_Given exercise_: An exact reproduction of the records is required, with all images left out.

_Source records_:
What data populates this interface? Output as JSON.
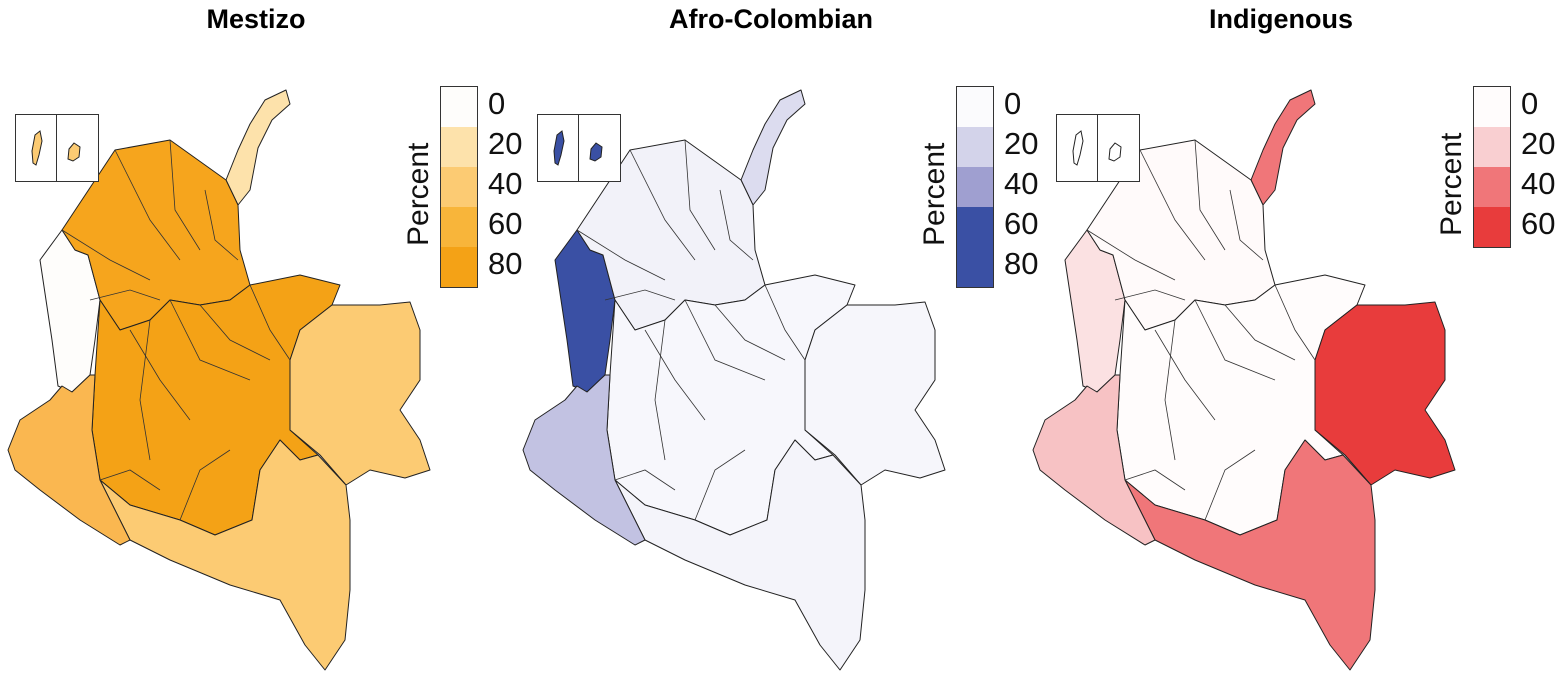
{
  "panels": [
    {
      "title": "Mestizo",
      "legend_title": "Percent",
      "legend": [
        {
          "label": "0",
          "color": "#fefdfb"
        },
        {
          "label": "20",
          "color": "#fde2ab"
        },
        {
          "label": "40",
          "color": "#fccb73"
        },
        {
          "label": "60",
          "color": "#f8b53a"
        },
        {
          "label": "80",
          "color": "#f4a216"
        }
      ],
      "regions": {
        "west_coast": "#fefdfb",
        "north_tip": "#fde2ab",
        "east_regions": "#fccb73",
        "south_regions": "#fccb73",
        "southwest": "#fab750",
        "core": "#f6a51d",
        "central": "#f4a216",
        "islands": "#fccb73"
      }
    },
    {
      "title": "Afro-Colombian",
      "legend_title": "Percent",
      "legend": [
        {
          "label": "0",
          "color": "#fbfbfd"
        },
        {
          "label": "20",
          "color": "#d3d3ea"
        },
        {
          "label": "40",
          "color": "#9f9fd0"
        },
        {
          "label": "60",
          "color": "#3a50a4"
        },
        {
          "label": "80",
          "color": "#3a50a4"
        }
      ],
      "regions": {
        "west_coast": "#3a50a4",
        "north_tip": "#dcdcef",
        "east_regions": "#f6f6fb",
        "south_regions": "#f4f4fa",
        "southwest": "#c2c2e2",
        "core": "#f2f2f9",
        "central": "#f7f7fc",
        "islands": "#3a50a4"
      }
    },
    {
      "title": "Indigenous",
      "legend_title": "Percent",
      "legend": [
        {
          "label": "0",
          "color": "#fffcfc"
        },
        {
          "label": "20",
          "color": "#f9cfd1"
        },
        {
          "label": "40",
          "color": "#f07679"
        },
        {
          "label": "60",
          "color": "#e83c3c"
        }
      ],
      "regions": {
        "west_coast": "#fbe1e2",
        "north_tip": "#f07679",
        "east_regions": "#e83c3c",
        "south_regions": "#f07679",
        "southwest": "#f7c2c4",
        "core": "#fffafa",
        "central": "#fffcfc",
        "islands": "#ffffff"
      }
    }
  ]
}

_Result for this task_:
What data populates this interface? Output as JSON.
{
  "panels": [
    {
      "title": "Mestizo",
      "legend_title": "Percent",
      "legend": [
        {
          "label": "0",
          "color": "#fefdfb"
        },
        {
          "label": "20",
          "color": "#fde2ab"
        },
        {
          "label": "40",
          "color": "#fccb73"
        },
        {
          "label": "60",
          "color": "#f8b53a"
        },
        {
          "label": "80",
          "color": "#f4a216"
        }
      ],
      "regions": {
        "west_coast": "#fefdfb",
        "north_tip": "#fde2ab",
        "east_regions": "#fccb73",
        "south_regions": "#fccb73",
        "southwest": "#fab750",
        "core": "#f6a51d",
        "central": "#f4a216",
        "islands": "#fccb73"
      }
    },
    {
      "title": "Afro-Colombian",
      "legend_title": "Percent",
      "legend": [
        {
          "label": "0",
          "color": "#fbfbfd"
        },
        {
          "label": "20",
          "color": "#d3d3ea"
        },
        {
          "label": "40",
          "color": "#9f9fd0"
        },
        {
          "label": "60",
          "color": "#3a50a4"
        },
        {
          "label": "80",
          "color": "#3a50a4"
        }
      ],
      "regions": {
        "west_coast": "#3a50a4",
        "north_tip": "#dcdcef",
        "east_regions": "#f6f6fb",
        "south_regions": "#f4f4fa",
        "southwest": "#c2c2e2",
        "core": "#f2f2f9",
        "central": "#f7f7fc",
        "islands": "#3a50a4"
      }
    },
    {
      "title": "Indigenous",
      "legend_title": "Percent",
      "legend": [
        {
          "label": "0",
          "color": "#fffcfc"
        },
        {
          "label": "20",
          "color": "#f9cfd1"
        },
        {
          "label": "40",
          "color": "#f07679"
        },
        {
          "label": "60",
          "color": "#e83c3c"
        }
      ],
      "regions": {
        "west_coast": "#fbe1e2",
        "north_tip": "#f07679",
        "east_regions": "#e83c3c",
        "south_regions": "#f07679",
        "southwest": "#f7c2c4",
        "core": "#fffafa",
        "central": "#fffcfc",
        "islands": "#ffffff"
      }
    }
  ]
}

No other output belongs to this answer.